- Aim of the exercise -
Copy out all the entries below, swapping each "switch top cover" for "top lid" and changing nothing else. Leave the pictures out.

======== Data extract

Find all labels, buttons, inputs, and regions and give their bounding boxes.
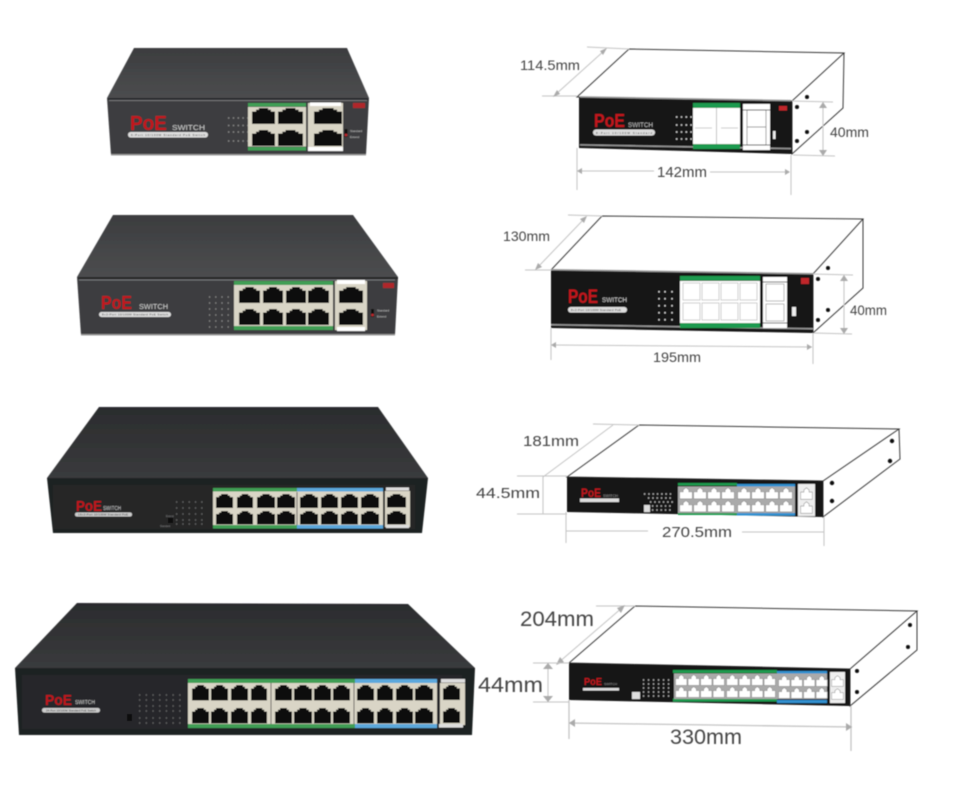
uplink block [743,104,770,150]
green strips [680,276,760,328]
height dimension [517,476,567,514]
SWITCH wordmark: SWITCH [75,700,95,706]
green port strips [188,679,355,728]
depth dimension [556,605,635,665]
uplink ports [308,102,343,151]
switch top cover [107,48,369,98]
blue strips [737,484,795,516]
switch top cover [77,215,398,277]
mode switch [632,692,640,699]
front panel [551,270,813,333]
label 195mm: 195mm [653,349,701,365]
depth dimension [525,215,602,270]
red badge [383,283,394,288]
status LEDs [659,291,672,322]
switch top cover [47,407,428,478]
switch top cover [15,603,475,668]
label 44.5mm: 44.5mm [476,485,540,502]
panel: 18-port switch photo [47,407,428,533]
PoE logo: PoE [76,498,102,515]
outline box [569,606,917,706]
PoE ports [248,107,306,146]
model label pill [128,132,208,138]
model label pill: 6-Port 10/100M Standard PoE Switch [131,133,205,137]
width dimension [569,700,852,751]
label 40mm: 40mm [830,124,869,140]
PoE ports [234,285,333,326]
model label pill: 16+2-Port 10/100M Standard PoE [78,513,128,517]
model label pill [583,688,619,690]
blue port strips [355,679,437,728]
panel: 10-port dimension drawing [503,215,887,365]
mode switch: Extend [377,314,387,318]
SWITCH wordmark: SWITCH [602,298,627,304]
SWITCH wordmark: SWITCH [103,506,121,512]
PoE ports [188,683,437,724]
green strips [673,670,777,702]
label 142mm: 142mm [657,165,707,181]
SWITCH wordmark: SWITCH [604,682,617,686]
label 181mm: 181mm [523,433,579,450]
PoE logo: PoE [101,293,132,313]
SWITCH wordmark: SWITCH [603,494,619,498]
model label pill [580,498,619,502]
panel: 8-port dimension drawing [520,47,869,195]
switch front face [47,478,428,533]
PoE logo: PoE [581,488,601,500]
uplink block [830,672,845,703]
mode switch: Standard [350,129,363,133]
red badge [779,106,787,110]
green port strips [213,488,297,528]
model label pill [568,307,627,312]
power switch: Standard [160,525,171,528]
status LEDs [676,117,692,139]
side mounting holes [830,439,894,503]
side mounting holes [816,266,830,322]
panel: 26-port dimension drawing [478,605,917,751]
green strips [693,103,740,149]
uplink ports [385,488,410,528]
front panel [579,97,792,154]
label 40mm: 40mm [850,302,887,318]
port outlines [674,674,827,699]
blue strips [777,671,827,703]
status LEDs [228,118,248,141]
status LEDs [644,494,673,510]
depth dimension [542,47,629,97]
port outlines [680,281,760,323]
panel: 18-port dimension drawing [476,424,900,546]
mode switch [371,308,390,318]
status LEDs [139,695,183,723]
PoE logo: PoE [130,113,167,135]
port outlines [678,486,795,513]
power switch [160,515,174,528]
mode switch: Standard [377,308,390,312]
green port strips [248,103,306,150]
width dimension [577,148,791,195]
SWITCH wordmark: SWITCH [628,123,653,129]
mode switch [773,131,776,139]
status LEDs [176,502,207,524]
PoE logo: PoE [568,287,598,308]
side mounting holes [855,623,912,694]
height dimension [792,101,835,156]
PoE logo: PoE [594,111,625,131]
red badge [353,103,365,108]
green port strips [234,281,333,330]
switch front face [77,277,398,335]
side mounting holes [795,95,809,143]
depth dimension [543,424,639,477]
PoE logo: PoE [584,676,602,688]
model label pill [593,130,655,136]
switch front face [107,98,369,155]
PoE logo: PoE [45,692,72,709]
uplink ports [335,280,367,331]
mode switch [344,129,363,139]
mode switch [644,505,650,512]
SWITCH wordmark: SWITCH [172,123,205,132]
label 330mm: 330mm [670,726,742,749]
blue port strips [297,488,383,528]
uplink block [798,484,815,516]
blank port block [693,108,740,144]
PoE ports [213,492,383,525]
status LEDs [643,680,672,696]
height dimension [813,274,853,334]
outline box [551,216,863,333]
status LEDs [209,297,230,327]
uplink block [763,277,787,328]
model label pill: 8+2-Port 10/100M Standard PoE Switch [102,313,168,317]
label 114.5mm: 114.5mm [520,57,580,73]
front panel [569,663,850,706]
panel: 8-port switch photo [107,48,369,156]
power switch [127,714,132,721]
outline box [577,49,844,154]
width dimension [566,512,824,546]
panel: 10-port switch photo [77,215,398,336]
front panel [567,477,823,517]
uplink ports [439,679,465,728]
panel: 26-port switch photo [15,603,475,735]
SWITCH wordmark: SWITCH [139,304,168,311]
label 270.5mm: 270.5mm [662,524,732,541]
switch front face [15,668,475,735]
model label pill: 24-Port 10/100M Standard PoE Switch [46,708,96,712]
label 204mm: 204mm [520,608,594,631]
red badge [801,278,809,284]
label 130mm: 130mm [503,228,550,244]
power switch: Extend [166,515,174,518]
width dimension [551,328,813,364]
mode switch [792,307,796,316]
outline box [567,425,900,517]
label 44mm: 44mm [478,674,543,697]
model label pill: 8-Port 10/100M Standard [596,131,652,135]
height dimension [533,663,569,702]
model label pill: 8+2-Port 10/100M Standard PoE [571,308,621,312]
mode switch: Extend [350,135,360,139]
green strips [678,483,737,515]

================

- Reply to the exercise -
Find all labels, buttons, inputs, and regions and give their bounding boxes.
uplink block [743,104,770,150]
green strips [680,276,760,328]
height dimension [517,476,567,514]
SWITCH wordmark: SWITCH [75,700,95,706]
green port strips [188,679,355,728]
depth dimension [556,605,635,665]
uplink ports [308,102,343,151]
top lid [107,48,369,98]
blue strips [737,484,795,516]
top lid [77,215,398,277]
mode switch [632,692,640,699]
front panel [551,270,813,333]
label 195mm: 195mm [653,349,701,365]
depth dimension [525,215,602,270]
red badge [383,283,394,288]
status LEDs [659,291,672,322]
top lid [47,407,428,478]
top lid [15,603,475,668]
label 44.5mm: 44.5mm [476,485,540,502]
panel: 18-port switch photo [47,407,428,533]
PoE logo: PoE [76,498,102,515]
outline box [569,606,917,706]
PoE ports [248,107,306,146]
model label pill [128,132,208,138]
model label pill: 6-Port 10/100M Standard PoE Switch [131,133,205,137]
width dimension [569,700,852,751]
label 40mm: 40mm [830,124,869,140]
PoE ports [234,285,333,326]
model label pill: 16+2-Port 10/100M Standard PoE [78,513,128,517]
model label pill [583,688,619,690]
blue port strips [355,679,437,728]
panel: 10-port dimension drawing [503,215,887,365]
mode switch: Extend [377,314,387,318]
SWITCH wordmark: SWITCH [602,298,627,304]
SWITCH wordmark: SWITCH [103,506,121,512]
PoE ports [188,683,437,724]
green strips [673,670,777,702]
label 142mm: 142mm [657,165,707,181]
SWITCH wordmark: SWITCH [604,682,617,686]
label 181mm: 181mm [523,433,579,450]
PoE logo: PoE [101,293,132,313]
SWITCH wordmark: SWITCH [603,494,619,498]
model label pill [580,498,619,502]
panel: 8-port dimension drawing [520,47,869,195]
switch front face [47,478,428,533]
PoE logo: PoE [581,488,601,500]
uplink block [830,672,845,703]
mode switch: Standard [350,129,363,133]
red badge [779,106,787,110]
green port strips [213,488,297,528]
model label pill [568,307,627,312]
power switch: Standard [160,525,171,528]
status LEDs [676,117,692,139]
side mounting holes [830,439,894,503]
side mounting holes [816,266,830,322]
panel: 26-port dimension drawing [478,605,917,751]
green strips [693,103,740,149]
uplink ports [385,488,410,528]
front panel [579,97,792,154]
label 40mm: 40mm [850,302,887,318]
port outlines [674,674,827,699]
blue strips [777,671,827,703]
status LEDs [228,118,248,141]
status LEDs [644,494,673,510]
depth dimension [542,47,629,97]
port outlines [680,281,760,323]
panel: 18-port dimension drawing [476,424,900,546]
mode switch [371,308,390,318]
status LEDs [139,695,183,723]
PoE logo: PoE [130,113,167,135]
port outlines [678,486,795,513]
power switch [160,515,174,528]
mode switch: Standard [377,308,390,312]
green port strips [248,103,306,150]
width dimension [577,148,791,195]
SWITCH wordmark: SWITCH [628,123,653,129]
mode switch [773,131,776,139]
status LEDs [176,502,207,524]
PoE logo: PoE [568,287,598,308]
side mounting holes [855,623,912,694]
height dimension [792,101,835,156]
PoE logo: PoE [594,111,625,131]
red badge [353,103,365,108]
green port strips [234,281,333,330]
switch front face [77,277,398,335]
side mounting holes [795,95,809,143]
depth dimension [543,424,639,477]
PoE logo: PoE [584,676,602,688]
model label pill [593,130,655,136]
switch front face [107,98,369,155]
PoE logo: PoE [45,692,72,709]
uplink ports [335,280,367,331]
mode switch [344,129,363,139]
mode switch [644,505,650,512]
SWITCH wordmark: SWITCH [172,123,205,132]
label 330mm: 330mm [670,726,742,749]
blue port strips [297,488,383,528]
uplink block [798,484,815,516]
blank port block [693,108,740,144]
PoE ports [213,492,383,525]
status LEDs [643,680,672,696]
height dimension [813,274,853,334]
outline box [551,216,863,333]
status LEDs [209,297,230,327]
uplink block [763,277,787,328]
model label pill: 8+2-Port 10/100M Standard PoE Switch [102,313,168,317]
label 114.5mm: 114.5mm [520,57,580,73]
front panel [569,663,850,706]
panel: 8-port switch photo [107,48,369,156]
power switch [127,714,132,721]
outline box [577,49,844,154]
width dimension [566,512,824,546]
panel: 10-port switch photo [77,215,398,336]
front panel [567,477,823,517]
uplink ports [439,679,465,728]
panel: 26-port switch photo [15,603,475,735]
SWITCH wordmark: SWITCH [139,304,168,311]
label 270.5mm: 270.5mm [662,524,732,541]
switch front face [15,668,475,735]
model label pill: 24-Port 10/100M Standard PoE Switch [46,708,96,712]
label 204mm: 204mm [520,608,594,631]
red badge [801,278,809,284]
label 130mm: 130mm [503,228,550,244]
power switch: Extend [166,515,174,518]
width dimension [551,328,813,364]
mode switch [792,307,796,316]
outline box [567,425,900,517]
label 44mm: 44mm [478,674,543,697]
model label pill: 8-Port 10/100M Standard [596,131,652,135]
height dimension [533,663,569,702]
model label pill: 8+2-Port 10/100M Standard PoE [571,308,621,312]
mode switch: Extend [350,135,360,139]
green strips [678,483,737,515]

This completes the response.